What you are asked to do -
Transcribe every line of the records verbatim.

Rows -
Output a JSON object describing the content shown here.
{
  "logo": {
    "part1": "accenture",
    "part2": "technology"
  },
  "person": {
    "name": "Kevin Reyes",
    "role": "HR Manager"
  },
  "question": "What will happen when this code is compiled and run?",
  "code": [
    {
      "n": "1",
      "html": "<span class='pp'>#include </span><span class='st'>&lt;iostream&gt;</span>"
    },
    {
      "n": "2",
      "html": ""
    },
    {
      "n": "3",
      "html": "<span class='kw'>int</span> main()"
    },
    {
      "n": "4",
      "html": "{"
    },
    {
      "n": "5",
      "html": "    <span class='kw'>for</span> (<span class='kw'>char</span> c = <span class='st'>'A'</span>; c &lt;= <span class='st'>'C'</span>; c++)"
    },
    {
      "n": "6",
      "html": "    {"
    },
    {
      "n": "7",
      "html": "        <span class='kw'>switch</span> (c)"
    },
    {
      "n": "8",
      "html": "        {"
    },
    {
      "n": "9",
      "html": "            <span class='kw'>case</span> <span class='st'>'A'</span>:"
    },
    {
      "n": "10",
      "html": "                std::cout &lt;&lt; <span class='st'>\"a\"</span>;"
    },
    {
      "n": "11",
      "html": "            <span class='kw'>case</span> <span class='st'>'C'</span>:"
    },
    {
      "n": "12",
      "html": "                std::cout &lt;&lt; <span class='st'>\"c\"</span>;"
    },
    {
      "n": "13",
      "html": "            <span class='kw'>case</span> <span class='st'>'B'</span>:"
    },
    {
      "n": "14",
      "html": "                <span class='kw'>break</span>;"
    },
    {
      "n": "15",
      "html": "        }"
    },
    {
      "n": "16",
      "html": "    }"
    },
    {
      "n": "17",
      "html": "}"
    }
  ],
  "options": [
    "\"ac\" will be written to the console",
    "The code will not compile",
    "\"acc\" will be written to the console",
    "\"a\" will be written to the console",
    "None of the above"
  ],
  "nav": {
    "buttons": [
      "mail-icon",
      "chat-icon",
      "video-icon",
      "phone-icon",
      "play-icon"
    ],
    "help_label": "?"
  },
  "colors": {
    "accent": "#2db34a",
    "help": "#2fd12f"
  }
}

Result below -
Output a JSON object describing the content shown here.
{
  "logo": {
    "part1": "accenture",
    "part2": "technology"
  },
  "person": {
    "name": "Kevin Reyes",
    "role": "HR Manager"
  },
  "question": "What will happen when this code is compiled and run?",
  "code": [
    {
      "n": "1",
      "html": "<span class='pp'>#include </span><span class='st'>&lt;iostream&gt;</span>"
    },
    {
      "n": "2",
      "html": ""
    },
    {
      "n": "3",
      "html": "<span class='kw'>int</span> main()"
    },
    {
      "n": "4",
      "html": "{"
    },
    {
      "n": "5",
      "html": "    <span class='kw'>for</span> (<span class='kw'>char</span> c = <span class='st'>'A'</span>; c &lt;= <span class='st'>'C'</span>; c++)"
    },
    {
      "n": "6",
      "html": "    {"
    },
    {
      "n": "7",
      "html": "        <span class='kw'>switch</span> (c)"
    },
    {
      "n": "8",
      "html": "        {"
    },
    {
      "n": "9",
      "html": "            <span class='kw'>case</span> <span class='st'>'A'</span>:"
    },
    {
      "n": "10",
      "html": "                std::cout &lt;&lt; <span class='st'>\"a\"</span>;"
    },
    {
      "n": "11",
      "html": "            <span class='kw'>case</span> <span class='st'>'C'</span>:"
    },
    {
      "n": "12",
      "html": "                std::cout &lt;&lt; <span class='st'>\"c\"</span>;"
    },
    {
      "n": "13",
      "html": "            <span class='kw'>case</span> <span class='st'>'B'</span>:"
    },
    {
      "n": "14",
      "html": "                <span class='kw'>break</span>;"
    },
    {
      "n": "15",
      "html": "        }"
    },
    {
      "n": "16",
      "html": "    }"
    },
    {
      "n": "17",
      "html": "}"
    }
  ],
  "options": [
    "\"ac\" will be written to the console",
    "The code will not compile",
    "\"acc\" will be written to the console",
    "\"a\" will be written to the console",
    "None of the above"
  ],
  "nav": {
    "buttons": [
      "mail-icon",
      "chat-icon",
      "video-icon",
      "phone-icon",
      "play-icon"
    ],
    "help_label": "?"
  },
  "colors": {
    "accent": "#2db34a",
    "help": "#2fd12f"
  }
}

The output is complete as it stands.